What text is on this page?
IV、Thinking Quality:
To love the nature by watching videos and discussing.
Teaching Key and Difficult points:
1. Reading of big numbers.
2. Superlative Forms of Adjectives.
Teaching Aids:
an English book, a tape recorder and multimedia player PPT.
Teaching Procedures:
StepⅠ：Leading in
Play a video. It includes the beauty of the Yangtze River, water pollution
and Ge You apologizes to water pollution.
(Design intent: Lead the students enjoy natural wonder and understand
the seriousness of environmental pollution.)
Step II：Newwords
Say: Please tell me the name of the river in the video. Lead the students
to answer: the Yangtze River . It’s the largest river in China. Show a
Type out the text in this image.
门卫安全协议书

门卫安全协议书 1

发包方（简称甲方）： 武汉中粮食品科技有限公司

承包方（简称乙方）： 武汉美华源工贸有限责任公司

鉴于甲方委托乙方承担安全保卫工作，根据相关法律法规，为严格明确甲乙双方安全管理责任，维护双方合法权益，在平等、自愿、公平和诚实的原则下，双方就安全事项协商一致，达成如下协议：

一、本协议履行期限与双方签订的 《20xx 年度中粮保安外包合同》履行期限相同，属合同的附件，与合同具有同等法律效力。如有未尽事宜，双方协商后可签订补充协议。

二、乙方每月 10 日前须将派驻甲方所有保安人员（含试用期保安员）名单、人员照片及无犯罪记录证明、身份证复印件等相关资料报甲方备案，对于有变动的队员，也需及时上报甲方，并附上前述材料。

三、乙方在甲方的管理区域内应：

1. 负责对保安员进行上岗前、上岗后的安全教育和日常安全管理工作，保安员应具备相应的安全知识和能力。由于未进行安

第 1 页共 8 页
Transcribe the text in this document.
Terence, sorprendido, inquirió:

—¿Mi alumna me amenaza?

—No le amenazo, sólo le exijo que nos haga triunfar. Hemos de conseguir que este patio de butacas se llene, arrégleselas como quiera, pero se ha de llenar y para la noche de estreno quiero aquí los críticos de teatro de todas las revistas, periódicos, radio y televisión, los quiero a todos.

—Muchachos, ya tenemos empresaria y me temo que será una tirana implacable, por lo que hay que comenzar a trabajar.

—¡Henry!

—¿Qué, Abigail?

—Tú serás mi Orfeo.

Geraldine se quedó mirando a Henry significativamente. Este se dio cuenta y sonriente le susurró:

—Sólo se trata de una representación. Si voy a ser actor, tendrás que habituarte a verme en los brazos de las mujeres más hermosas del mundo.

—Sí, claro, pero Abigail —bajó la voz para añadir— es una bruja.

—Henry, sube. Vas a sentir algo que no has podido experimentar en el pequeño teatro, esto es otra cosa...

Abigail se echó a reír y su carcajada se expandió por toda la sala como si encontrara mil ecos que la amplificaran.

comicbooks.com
++++++
■ **Work to be completed**
From the records above, please extract every line and repeat it exactly.

■ **Written solution**
What text is on this page?
IV、Thinking Quality:
To love the nature by watching videos and discussing.
Teaching Key and Difficult points:
1. Reading of big numbers.
2. Superlative Forms of Adjectives.
Teaching Aids:
an English book, a tape recorder and multimedia player PPT.
Teaching Procedures:
StepⅠ：Leading in
Play a video. It includes the beauty of the Yangtze River, water pollution
and Ge You apologizes to water pollution.
(Design intent: Lead the students enjoy natural wonder and understand
the seriousness of environmental pollution.)
Step II：Newwords
Say: Please tell me the name of the river in the video. Lead the students
to answer: the Yangtze River . It’s the largest river in China. Show a
Type out the text in this image.
门卫安全协议书

门卫安全协议书 1

发包方（简称甲方）： 武汉中粮食品科技有限公司

承包方（简称乙方）： 武汉美华源工贸有限责任公司

鉴于甲方委托乙方承担安全保卫工作，根据相关法律法规，为严格明确甲乙双方安全管理责任，维护双方合法权益，在平等、自愿、公平和诚实的原则下，双方就安全事项协商一致，达成如下协议：

一、本协议履行期限与双方签订的 《20xx 年度中粮保安外包合同》履行期限相同，属合同的附件，与合同具有同等法律效力。如有未尽事宜，双方协商后可签订补充协议。

二、乙方每月 10 日前须将派驻甲方所有保安人员（含试用期保安员）名单、人员照片及无犯罪记录证明、身份证复印件等相关资料报甲方备案，对于有变动的队员，也需及时上报甲方，并附上前述材料。

三、乙方在甲方的管理区域内应：

1. 负责对保安员进行上岗前、上岗后的安全教育和日常安全管理工作，保安员应具备相应的安全知识和能力。由于未进行安

第 1 页共 8 页
Transcribe the text in this document.
Terence, sorprendido, inquirió:

—¿Mi alumna me amenaza?

—No le amenazo, sólo le exijo que nos haga triunfar. Hemos de conseguir que este patio de butacas se llene, arrégleselas como quiera, pero se ha de llenar y para la noche de estreno quiero aquí los críticos de teatro de todas las revistas, periódicos, radio y televisión, los quiero a todos.

—Muchachos, ya tenemos empresaria y me temo que será una tirana implacable, por lo que hay que comenzar a trabajar.

—¡Henry!

—¿Qué, Abigail?

—Tú serás mi Orfeo.

Geraldine se quedó mirando a Henry significativamente. Este se dio cuenta y sonriente le susurró:

—Sólo se trata de una representación. Si voy a ser actor, tendrás que habituarte a verme en los brazos de las mujeres más hermosas del mundo.

—Sí, claro, pero Abigail —bajó la voz para añadir— es una bruja.

—Henry, sube. Vas a sentir algo que no has podido experimentar en el pequeño teatro, esto es otra cosa...

Abigail se echó a reír y su carcajada se expandió por toda la sala como si encontrara mil ecos que la amplificaran.

comicbooks.com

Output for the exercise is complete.